Extracted data entries:

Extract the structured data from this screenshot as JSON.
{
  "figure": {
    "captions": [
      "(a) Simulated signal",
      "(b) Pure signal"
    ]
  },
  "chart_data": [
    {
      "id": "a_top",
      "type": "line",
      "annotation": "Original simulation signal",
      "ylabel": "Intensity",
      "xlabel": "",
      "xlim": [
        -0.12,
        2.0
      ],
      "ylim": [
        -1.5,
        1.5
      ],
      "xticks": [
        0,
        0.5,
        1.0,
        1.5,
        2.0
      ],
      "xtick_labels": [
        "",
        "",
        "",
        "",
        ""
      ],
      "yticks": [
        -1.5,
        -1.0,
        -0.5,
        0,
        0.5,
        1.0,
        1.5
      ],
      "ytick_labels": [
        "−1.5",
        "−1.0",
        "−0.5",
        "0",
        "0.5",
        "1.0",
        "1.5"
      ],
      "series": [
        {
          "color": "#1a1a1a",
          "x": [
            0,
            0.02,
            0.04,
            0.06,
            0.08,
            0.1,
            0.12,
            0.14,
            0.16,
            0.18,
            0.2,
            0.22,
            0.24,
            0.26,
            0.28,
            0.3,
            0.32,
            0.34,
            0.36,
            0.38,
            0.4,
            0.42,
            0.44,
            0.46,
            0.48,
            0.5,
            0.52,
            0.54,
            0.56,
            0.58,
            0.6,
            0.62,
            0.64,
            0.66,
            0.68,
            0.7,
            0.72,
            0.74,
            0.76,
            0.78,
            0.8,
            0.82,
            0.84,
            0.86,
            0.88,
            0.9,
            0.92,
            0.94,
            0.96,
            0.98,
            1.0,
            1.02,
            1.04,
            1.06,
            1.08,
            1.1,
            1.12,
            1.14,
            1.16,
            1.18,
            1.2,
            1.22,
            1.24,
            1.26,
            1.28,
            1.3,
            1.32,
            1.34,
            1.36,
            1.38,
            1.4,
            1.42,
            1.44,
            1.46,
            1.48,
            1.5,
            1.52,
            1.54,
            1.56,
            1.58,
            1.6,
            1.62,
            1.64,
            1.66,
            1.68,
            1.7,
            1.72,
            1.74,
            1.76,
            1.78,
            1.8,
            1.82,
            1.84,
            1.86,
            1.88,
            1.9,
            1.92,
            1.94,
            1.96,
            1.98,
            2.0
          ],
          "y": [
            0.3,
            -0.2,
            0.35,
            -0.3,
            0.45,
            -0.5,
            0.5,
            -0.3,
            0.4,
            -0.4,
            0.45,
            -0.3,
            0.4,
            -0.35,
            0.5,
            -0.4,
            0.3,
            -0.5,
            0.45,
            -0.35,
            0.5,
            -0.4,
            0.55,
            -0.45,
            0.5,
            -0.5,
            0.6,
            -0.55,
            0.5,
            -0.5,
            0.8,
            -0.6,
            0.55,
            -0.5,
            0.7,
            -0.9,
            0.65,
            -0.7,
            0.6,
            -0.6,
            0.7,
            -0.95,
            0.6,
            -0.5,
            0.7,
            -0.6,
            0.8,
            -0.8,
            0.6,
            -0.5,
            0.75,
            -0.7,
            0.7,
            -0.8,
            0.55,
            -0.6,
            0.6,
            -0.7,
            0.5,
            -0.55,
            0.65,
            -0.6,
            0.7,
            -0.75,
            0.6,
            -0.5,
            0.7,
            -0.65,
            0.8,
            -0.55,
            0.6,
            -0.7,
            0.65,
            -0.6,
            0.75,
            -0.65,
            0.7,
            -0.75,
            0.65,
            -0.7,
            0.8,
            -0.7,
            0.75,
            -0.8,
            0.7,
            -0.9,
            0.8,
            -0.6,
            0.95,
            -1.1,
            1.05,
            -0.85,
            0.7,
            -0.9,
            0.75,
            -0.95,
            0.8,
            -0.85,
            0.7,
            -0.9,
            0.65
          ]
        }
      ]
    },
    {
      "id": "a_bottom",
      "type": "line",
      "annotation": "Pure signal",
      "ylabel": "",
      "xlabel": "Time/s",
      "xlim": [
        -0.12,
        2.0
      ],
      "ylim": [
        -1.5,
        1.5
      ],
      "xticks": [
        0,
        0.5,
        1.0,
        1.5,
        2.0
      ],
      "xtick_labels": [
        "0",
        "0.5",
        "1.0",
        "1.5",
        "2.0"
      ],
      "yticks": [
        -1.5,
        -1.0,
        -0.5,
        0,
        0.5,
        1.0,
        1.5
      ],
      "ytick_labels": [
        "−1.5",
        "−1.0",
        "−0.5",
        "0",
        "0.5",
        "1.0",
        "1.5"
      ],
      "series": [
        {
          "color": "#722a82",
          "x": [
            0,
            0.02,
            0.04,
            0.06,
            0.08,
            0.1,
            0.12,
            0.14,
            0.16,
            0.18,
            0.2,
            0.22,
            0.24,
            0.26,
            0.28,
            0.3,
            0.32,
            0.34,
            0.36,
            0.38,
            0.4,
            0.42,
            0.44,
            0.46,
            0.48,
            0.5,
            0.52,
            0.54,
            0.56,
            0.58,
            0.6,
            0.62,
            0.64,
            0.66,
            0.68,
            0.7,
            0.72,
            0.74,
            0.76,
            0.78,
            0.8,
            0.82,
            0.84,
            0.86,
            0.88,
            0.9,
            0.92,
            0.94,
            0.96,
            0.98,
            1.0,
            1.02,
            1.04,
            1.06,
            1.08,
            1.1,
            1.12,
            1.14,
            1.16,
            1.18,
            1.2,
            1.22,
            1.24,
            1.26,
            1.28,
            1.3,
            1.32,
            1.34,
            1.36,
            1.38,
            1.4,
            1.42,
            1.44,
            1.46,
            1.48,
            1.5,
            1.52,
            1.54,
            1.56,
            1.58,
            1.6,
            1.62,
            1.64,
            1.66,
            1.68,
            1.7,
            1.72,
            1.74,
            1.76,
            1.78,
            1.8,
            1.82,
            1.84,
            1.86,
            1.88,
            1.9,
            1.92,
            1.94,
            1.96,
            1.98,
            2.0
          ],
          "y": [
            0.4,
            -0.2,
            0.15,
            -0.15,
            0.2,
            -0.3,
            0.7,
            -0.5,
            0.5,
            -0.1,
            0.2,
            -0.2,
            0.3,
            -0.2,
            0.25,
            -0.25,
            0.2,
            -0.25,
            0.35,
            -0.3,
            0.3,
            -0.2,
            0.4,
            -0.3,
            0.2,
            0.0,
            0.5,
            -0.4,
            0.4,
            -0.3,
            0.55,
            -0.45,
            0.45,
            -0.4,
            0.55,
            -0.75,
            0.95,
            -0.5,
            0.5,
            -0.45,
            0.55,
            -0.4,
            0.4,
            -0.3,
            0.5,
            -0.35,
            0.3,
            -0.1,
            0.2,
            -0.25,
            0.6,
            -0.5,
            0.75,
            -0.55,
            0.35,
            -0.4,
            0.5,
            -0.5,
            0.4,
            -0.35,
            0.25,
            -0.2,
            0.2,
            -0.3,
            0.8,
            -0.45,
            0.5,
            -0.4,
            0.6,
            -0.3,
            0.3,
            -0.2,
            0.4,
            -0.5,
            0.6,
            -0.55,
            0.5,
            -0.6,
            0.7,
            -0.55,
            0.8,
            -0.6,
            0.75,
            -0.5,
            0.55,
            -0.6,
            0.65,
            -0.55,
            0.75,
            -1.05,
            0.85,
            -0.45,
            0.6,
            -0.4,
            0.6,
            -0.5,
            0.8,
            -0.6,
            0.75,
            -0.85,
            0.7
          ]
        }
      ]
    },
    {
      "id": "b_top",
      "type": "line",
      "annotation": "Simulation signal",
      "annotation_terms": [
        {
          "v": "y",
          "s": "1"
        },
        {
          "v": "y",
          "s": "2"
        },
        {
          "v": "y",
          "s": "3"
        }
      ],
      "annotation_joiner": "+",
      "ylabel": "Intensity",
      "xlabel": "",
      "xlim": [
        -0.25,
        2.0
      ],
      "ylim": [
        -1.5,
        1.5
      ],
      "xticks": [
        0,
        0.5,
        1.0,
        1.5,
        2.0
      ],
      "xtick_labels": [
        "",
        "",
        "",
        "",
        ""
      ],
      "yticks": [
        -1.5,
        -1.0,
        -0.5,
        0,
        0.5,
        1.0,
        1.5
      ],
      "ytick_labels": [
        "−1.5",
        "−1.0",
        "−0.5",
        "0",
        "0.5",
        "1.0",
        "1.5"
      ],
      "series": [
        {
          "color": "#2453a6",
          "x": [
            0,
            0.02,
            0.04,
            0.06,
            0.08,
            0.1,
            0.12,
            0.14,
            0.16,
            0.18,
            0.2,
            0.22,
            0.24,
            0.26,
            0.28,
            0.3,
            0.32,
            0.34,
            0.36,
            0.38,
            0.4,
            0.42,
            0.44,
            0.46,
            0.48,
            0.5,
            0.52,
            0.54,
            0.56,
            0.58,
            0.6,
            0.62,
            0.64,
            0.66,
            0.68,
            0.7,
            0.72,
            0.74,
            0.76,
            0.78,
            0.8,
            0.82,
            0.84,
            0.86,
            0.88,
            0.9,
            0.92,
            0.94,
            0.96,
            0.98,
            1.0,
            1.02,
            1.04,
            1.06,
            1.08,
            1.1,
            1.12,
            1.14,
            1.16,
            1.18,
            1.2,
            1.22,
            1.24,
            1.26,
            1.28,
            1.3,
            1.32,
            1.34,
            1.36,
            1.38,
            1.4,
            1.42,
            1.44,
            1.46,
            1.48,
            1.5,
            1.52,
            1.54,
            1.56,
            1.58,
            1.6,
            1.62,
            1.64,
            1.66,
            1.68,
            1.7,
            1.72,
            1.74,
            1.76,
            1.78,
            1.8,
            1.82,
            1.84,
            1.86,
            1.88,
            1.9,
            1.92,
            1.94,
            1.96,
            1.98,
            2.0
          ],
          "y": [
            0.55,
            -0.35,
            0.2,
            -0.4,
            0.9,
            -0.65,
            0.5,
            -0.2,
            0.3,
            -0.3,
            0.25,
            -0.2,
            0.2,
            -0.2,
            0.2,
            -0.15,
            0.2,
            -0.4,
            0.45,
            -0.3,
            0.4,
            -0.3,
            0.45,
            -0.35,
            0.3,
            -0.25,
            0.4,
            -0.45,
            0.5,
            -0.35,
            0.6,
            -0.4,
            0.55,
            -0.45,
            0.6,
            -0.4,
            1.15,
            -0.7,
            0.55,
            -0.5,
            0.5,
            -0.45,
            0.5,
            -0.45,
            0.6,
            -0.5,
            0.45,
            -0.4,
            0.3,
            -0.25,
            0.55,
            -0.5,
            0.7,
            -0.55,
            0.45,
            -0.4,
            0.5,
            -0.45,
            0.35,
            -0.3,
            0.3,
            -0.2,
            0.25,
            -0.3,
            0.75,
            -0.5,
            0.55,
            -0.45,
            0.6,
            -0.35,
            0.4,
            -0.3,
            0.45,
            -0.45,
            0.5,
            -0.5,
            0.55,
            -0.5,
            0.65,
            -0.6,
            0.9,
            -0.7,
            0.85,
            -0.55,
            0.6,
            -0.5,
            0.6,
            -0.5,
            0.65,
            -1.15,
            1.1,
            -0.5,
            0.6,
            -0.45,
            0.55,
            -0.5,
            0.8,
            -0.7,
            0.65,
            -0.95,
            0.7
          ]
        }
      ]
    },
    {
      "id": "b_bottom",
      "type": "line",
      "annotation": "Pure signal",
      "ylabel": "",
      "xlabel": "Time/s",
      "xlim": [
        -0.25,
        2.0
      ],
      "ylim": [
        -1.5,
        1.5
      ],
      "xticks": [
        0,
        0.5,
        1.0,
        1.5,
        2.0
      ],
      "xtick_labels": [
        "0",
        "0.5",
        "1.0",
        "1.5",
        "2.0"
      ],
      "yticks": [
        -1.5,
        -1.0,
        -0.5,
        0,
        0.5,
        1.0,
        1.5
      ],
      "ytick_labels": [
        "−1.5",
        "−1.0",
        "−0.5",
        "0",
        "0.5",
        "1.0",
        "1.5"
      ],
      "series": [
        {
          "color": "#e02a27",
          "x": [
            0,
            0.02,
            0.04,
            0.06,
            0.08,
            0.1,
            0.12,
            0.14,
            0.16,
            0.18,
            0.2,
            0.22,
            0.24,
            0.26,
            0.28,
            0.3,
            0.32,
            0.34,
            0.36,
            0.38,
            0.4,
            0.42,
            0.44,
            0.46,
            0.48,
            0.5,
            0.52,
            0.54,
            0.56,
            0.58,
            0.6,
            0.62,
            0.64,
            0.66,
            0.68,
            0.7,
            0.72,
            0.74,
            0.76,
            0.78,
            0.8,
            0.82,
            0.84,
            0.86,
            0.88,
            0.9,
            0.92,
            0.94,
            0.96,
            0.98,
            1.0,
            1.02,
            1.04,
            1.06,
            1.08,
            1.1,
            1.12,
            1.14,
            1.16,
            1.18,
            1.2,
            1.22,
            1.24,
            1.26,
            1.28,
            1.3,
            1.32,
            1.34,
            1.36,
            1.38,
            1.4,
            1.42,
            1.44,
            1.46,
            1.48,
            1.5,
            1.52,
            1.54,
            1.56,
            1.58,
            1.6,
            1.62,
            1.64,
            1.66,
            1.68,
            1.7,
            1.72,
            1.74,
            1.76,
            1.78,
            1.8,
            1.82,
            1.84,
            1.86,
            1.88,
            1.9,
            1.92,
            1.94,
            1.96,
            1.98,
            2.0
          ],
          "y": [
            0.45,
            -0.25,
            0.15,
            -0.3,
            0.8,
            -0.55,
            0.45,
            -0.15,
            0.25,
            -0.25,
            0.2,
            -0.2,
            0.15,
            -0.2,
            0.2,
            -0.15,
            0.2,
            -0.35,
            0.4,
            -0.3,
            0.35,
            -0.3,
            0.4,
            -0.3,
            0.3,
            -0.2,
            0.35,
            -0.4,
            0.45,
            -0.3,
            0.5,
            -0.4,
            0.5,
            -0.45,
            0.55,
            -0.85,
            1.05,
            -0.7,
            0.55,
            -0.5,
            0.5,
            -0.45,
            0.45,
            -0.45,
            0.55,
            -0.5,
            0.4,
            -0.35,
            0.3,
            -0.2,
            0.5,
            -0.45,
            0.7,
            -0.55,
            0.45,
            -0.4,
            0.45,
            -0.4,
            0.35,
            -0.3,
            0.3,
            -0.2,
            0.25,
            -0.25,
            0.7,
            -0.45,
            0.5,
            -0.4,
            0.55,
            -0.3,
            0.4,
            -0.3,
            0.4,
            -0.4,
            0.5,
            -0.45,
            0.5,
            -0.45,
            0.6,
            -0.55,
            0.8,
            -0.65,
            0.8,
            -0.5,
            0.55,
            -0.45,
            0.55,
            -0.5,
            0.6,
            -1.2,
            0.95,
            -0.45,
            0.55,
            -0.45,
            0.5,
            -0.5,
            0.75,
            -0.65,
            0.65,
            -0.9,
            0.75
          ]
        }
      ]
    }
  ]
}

> Set exercise
Filter the entries down to the lines with the word "color" in them.

> Task solution
          "color": "#1a1a1a",
          "color": "#722a82",
          "color": "#2453a6",
          "color": "#e02a27",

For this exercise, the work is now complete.